→ RECORDS FOR THIS EXERCISE
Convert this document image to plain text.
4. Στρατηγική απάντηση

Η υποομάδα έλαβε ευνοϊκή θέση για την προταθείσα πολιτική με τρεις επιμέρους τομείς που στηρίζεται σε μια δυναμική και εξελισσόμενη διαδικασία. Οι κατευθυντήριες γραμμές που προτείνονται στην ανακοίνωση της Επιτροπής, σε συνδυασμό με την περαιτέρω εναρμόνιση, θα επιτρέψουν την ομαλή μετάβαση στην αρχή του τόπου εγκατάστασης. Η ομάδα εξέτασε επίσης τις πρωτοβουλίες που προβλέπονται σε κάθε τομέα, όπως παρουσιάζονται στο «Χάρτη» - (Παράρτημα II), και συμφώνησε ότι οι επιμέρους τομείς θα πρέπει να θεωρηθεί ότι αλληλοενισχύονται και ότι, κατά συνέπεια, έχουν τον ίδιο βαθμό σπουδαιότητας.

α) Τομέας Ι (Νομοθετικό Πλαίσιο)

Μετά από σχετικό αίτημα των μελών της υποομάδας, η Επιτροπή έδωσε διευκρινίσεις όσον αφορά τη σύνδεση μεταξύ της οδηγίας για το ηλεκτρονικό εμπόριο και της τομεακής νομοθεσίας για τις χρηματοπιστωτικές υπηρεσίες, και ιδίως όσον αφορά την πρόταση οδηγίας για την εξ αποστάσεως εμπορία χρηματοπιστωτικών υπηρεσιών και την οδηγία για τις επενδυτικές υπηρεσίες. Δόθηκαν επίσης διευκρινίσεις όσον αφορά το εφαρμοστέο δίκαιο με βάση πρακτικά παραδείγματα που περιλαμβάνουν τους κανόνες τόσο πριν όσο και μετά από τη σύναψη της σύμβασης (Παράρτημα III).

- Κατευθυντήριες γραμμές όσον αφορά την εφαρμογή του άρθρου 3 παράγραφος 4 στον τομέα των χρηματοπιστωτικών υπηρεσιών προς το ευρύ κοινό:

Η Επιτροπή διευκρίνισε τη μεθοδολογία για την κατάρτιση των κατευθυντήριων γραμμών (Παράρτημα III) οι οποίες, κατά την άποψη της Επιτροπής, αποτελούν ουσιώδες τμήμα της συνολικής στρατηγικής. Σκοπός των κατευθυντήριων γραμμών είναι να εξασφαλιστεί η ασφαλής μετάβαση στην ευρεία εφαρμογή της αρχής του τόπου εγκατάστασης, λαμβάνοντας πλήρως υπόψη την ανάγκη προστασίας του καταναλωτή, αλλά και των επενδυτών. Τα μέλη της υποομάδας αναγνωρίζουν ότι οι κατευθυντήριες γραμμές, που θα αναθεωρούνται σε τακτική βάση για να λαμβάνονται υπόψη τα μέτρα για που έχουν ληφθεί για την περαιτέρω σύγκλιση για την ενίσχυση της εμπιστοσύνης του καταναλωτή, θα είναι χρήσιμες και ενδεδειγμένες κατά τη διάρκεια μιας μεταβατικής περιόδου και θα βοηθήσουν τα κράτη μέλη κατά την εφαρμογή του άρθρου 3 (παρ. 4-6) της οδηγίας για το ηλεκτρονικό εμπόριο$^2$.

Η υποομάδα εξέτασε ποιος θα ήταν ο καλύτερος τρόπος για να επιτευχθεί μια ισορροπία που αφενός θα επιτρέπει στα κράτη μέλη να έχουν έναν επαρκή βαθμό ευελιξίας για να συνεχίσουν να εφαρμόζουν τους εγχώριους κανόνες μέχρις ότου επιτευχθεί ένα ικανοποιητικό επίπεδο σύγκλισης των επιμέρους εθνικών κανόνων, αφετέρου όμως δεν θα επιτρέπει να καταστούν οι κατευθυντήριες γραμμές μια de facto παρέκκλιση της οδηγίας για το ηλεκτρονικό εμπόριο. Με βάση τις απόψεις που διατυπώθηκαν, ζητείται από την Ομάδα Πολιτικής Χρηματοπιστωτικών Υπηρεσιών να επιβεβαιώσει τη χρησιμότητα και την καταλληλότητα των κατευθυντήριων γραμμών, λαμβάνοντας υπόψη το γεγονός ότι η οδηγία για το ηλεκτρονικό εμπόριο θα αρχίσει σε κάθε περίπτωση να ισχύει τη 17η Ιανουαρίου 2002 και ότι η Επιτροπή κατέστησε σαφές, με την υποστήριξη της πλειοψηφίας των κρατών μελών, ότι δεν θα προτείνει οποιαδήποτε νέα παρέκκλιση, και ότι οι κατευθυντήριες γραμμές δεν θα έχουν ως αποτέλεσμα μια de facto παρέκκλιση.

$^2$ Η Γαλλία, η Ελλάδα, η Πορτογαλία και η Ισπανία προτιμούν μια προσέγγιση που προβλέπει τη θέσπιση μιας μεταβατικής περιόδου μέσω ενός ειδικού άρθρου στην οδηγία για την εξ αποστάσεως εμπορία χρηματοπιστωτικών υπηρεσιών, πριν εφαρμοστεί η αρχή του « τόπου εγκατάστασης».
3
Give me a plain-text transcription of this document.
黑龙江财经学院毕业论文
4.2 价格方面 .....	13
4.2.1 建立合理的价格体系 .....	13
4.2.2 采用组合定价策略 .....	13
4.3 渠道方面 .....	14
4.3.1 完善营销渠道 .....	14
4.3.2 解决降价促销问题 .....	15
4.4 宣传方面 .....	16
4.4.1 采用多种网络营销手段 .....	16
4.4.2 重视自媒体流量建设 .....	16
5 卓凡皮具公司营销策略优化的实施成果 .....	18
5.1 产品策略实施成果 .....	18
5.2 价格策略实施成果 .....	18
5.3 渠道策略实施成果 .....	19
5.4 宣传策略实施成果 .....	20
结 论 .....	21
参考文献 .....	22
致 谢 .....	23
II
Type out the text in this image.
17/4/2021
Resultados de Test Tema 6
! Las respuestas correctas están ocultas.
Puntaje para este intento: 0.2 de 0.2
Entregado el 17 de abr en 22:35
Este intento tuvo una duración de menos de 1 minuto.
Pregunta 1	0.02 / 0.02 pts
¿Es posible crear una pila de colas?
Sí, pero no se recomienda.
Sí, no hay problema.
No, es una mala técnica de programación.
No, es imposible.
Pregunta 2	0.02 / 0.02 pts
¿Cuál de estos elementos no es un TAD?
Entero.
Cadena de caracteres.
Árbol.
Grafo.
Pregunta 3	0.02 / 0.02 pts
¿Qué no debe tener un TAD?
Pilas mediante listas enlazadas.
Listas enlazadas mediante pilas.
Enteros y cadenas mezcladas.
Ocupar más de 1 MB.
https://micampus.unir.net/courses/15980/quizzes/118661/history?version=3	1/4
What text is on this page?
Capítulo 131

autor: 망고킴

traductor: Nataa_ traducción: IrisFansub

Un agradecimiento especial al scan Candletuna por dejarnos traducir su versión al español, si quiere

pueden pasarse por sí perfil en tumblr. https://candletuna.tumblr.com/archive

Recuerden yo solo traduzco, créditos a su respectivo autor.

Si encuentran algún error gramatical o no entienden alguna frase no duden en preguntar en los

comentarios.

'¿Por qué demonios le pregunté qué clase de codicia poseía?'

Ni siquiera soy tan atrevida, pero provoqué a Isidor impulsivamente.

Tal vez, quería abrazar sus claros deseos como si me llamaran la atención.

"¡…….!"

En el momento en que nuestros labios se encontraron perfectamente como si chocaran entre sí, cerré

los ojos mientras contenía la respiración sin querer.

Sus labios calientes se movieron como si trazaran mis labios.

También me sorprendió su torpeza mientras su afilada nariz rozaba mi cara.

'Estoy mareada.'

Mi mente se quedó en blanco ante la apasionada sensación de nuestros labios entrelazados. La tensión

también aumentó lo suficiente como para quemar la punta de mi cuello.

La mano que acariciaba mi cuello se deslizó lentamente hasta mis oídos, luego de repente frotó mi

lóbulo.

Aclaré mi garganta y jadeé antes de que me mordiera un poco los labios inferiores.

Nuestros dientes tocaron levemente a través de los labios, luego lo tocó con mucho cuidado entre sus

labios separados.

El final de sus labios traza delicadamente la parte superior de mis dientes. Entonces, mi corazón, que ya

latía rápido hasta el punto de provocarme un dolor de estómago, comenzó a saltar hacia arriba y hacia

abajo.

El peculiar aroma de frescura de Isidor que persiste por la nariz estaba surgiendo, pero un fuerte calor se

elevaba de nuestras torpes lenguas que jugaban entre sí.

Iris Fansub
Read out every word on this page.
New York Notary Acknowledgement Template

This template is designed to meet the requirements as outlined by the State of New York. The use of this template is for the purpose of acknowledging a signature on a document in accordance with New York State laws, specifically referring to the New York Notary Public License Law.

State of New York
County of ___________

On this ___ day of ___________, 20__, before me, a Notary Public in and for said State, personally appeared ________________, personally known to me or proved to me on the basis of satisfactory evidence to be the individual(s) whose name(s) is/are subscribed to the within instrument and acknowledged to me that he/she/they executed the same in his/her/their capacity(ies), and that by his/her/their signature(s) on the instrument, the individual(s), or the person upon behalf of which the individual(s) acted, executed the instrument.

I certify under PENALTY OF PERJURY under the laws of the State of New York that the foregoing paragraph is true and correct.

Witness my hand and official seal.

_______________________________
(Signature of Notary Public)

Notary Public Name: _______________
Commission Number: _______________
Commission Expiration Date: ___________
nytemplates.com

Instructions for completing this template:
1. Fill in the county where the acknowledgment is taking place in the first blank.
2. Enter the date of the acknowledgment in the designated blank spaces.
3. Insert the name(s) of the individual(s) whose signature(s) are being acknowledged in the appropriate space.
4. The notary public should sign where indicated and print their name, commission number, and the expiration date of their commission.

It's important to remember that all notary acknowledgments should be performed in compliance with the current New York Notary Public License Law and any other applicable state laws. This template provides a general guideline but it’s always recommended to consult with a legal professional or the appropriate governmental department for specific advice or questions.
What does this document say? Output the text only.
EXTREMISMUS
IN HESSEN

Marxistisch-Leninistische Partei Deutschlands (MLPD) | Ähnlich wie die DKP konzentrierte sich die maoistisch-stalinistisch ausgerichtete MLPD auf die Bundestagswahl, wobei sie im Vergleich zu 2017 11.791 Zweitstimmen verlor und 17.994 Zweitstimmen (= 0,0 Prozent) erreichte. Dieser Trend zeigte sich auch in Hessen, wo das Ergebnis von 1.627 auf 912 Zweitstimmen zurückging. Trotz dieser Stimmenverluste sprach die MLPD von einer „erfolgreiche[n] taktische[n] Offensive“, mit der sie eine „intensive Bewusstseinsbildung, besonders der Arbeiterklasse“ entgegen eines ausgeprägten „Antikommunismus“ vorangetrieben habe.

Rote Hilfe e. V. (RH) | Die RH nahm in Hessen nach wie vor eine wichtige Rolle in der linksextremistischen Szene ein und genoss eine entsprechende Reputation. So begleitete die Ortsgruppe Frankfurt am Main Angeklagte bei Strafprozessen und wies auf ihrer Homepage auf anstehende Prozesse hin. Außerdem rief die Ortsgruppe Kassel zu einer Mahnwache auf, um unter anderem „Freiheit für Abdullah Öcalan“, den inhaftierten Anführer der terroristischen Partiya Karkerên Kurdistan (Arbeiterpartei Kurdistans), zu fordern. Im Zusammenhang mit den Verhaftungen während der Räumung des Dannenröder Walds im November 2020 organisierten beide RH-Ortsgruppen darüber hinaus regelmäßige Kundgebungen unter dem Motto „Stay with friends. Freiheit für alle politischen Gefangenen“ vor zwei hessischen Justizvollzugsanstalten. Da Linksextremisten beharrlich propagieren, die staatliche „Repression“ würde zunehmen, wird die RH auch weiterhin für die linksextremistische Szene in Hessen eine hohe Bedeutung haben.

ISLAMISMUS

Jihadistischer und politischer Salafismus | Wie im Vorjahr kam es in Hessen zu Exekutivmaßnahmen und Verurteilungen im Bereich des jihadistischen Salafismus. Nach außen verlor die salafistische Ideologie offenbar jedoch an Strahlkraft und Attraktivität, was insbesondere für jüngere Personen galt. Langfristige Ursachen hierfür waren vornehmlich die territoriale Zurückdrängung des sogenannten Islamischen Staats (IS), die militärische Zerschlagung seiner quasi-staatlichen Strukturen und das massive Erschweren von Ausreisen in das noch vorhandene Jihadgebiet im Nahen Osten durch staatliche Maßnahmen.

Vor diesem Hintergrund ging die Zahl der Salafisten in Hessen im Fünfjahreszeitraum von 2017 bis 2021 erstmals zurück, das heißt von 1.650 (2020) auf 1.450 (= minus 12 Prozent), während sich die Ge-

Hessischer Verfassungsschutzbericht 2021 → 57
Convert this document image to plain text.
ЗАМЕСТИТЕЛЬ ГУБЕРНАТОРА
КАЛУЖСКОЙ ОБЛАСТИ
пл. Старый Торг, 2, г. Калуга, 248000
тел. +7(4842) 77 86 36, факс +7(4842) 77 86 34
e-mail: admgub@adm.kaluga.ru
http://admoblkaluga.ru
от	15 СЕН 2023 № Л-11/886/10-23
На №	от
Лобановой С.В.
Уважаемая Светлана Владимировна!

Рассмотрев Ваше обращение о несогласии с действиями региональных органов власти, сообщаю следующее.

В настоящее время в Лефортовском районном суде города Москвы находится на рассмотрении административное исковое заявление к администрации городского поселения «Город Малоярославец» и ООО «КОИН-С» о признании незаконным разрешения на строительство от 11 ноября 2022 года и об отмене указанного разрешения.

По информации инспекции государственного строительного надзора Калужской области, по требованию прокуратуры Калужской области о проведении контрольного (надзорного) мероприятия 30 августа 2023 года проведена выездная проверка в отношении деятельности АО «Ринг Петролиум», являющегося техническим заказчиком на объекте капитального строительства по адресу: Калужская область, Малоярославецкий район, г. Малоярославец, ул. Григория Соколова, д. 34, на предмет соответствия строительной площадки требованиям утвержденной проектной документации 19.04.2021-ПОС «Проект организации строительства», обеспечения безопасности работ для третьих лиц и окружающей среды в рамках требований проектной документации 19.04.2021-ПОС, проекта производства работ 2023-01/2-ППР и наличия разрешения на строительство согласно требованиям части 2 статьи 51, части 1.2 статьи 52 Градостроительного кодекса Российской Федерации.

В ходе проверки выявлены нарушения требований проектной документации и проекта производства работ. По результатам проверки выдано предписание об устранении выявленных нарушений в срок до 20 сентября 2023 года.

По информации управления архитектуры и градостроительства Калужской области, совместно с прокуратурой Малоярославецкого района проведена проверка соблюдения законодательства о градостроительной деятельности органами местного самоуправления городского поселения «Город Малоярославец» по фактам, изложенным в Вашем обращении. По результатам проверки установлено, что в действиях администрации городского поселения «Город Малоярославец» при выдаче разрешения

→ OBJECTIVE
Return every line holding the word "whose" from the records.

→ THE REPLY
On this ___ day of ___________, 20__, before me, a Notary Public in and for said State, personally appeared ________________, personally known to me or proved to me on the basis of satisfactory evidence to be the individual(s) whose name(s) is/are subscribed to the within instrument and acknowledged to me that he/she/they executed the same in his/her/their capacity(ies), and that by his/her/their signature(s) on the instrument, the individual(s), or the person upon behalf of which the individual(s) acted, executed the instrument.
3. Insert the name(s) of the individual(s) whose signature(s) are being acknowledged in the appropriate space.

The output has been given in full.